Data provided:
============
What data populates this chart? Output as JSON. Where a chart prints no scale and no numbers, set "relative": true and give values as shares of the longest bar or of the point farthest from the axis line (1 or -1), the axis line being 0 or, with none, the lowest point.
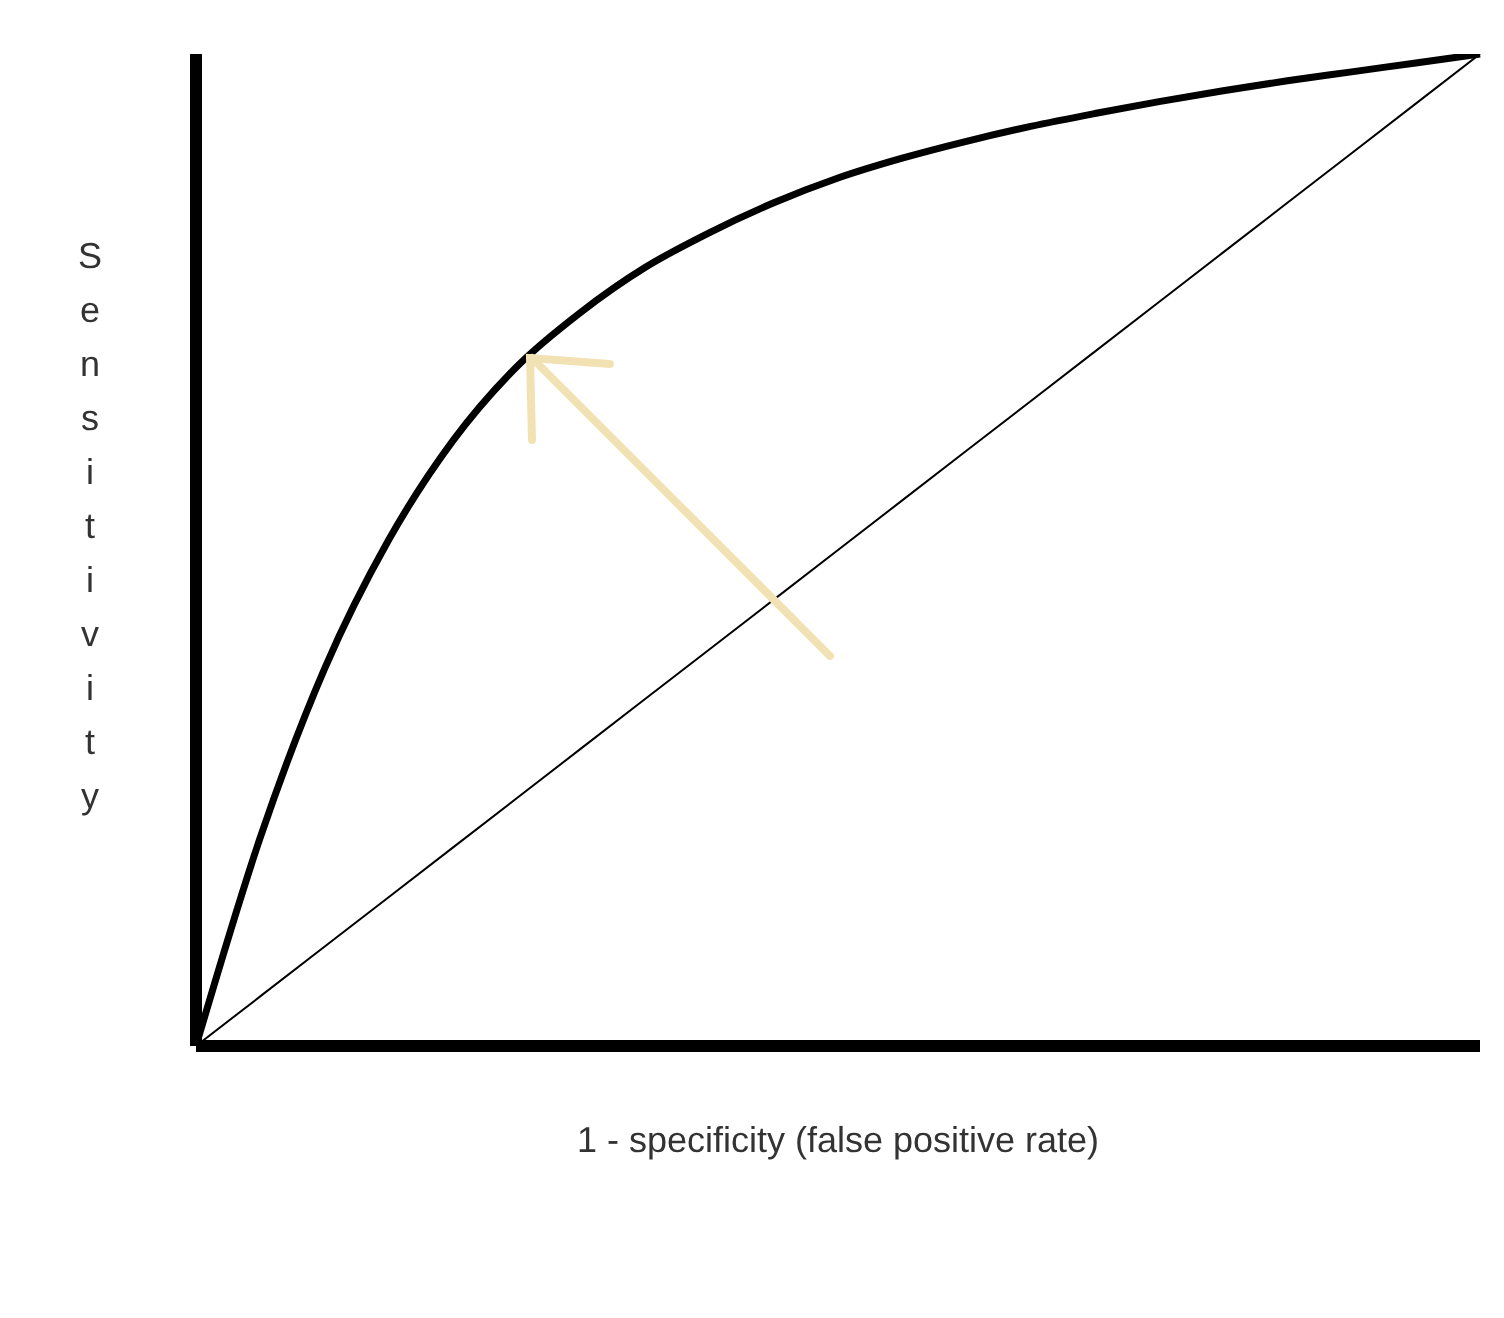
{
  "chart_data": {
    "type": "line",
    "relative": true,
    "xlabel": "1 - specificity (false positive rate)",
    "ylabel": "Sensitivity",
    "categories": [
      null,
      null,
      null,
      null,
      null,
      null,
      null,
      null,
      null,
      null,
      null,
      null,
      null,
      null,
      null,
      null,
      null,
      null,
      null,
      null,
      null
    ],
    "series": [
      {
        "color": "#000000",
        "values": [
          0,
          0.21,
          0.38,
          0.51,
          0.61,
          0.685,
          0.74,
          0.785,
          0.82,
          0.85,
          0.875,
          0.895,
          0.912,
          0.927,
          0.94,
          0.952,
          0.963,
          0.973,
          0.982,
          0.991,
          1
        ]
      },
      {
        "color": "#000000",
        "values": [
          0,
          0.05,
          0.1,
          0.15,
          0.2,
          0.25,
          0.3,
          0.35,
          0.4,
          0.45,
          0.5,
          0.55,
          0.6,
          0.65,
          0.7,
          0.75,
          0.8,
          0.85,
          0.9,
          0.95,
          1
        ]
      }
    ],
    "marker": "none"
  }
}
============
Goal:
Keep the pictures out of the copy and return the rest of the data above exactly.

Finished answer:
What data populates this chart? Output as JSON. Where a chart prints no scale and no numbers, set "relative": true and give values as shares of the longest bar or of the point farthest from the axis line (1 or -1), the axis line being 0 or, with none, the lowest point.
{
  "chart_data": {
    "type": "line",
    "relative": true,
    "xlabel": "1 - specificity (false positive rate)",
    "ylabel": "Sensitivity",
    "categories": [
      null,
      null,
      null,
      null,
      null,
      null,
      null,
      null,
      null,
      null,
      null,
      null,
      null,
      null,
      null,
      null,
      null,
      null,
      null,
      null,
      null
    ],
    "series": [
      {
        "color": "#000000",
        "values": [
          0,
          0.21,
          0.38,
          0.51,
          0.61,
          0.685,
          0.74,
          0.785,
          0.82,
          0.85,
          0.875,
          0.895,
          0.912,
          0.927,
          0.94,
          0.952,
          0.963,
          0.973,
          0.982,
          0.991,
          1
        ]
      },
      {
        "color": "#000000",
        "values": [
          0,
          0.05,
          0.1,
          0.15,
          0.2,
          0.25,
          0.3,
          0.35,
          0.4,
          0.45,
          0.5,
          0.55,
          0.6,
          0.65,
          0.7,
          0.75,
          0.8,
          0.85,
          0.9,
          0.95,
          1
        ]
      }
    ],
    "marker": "none"
  }
}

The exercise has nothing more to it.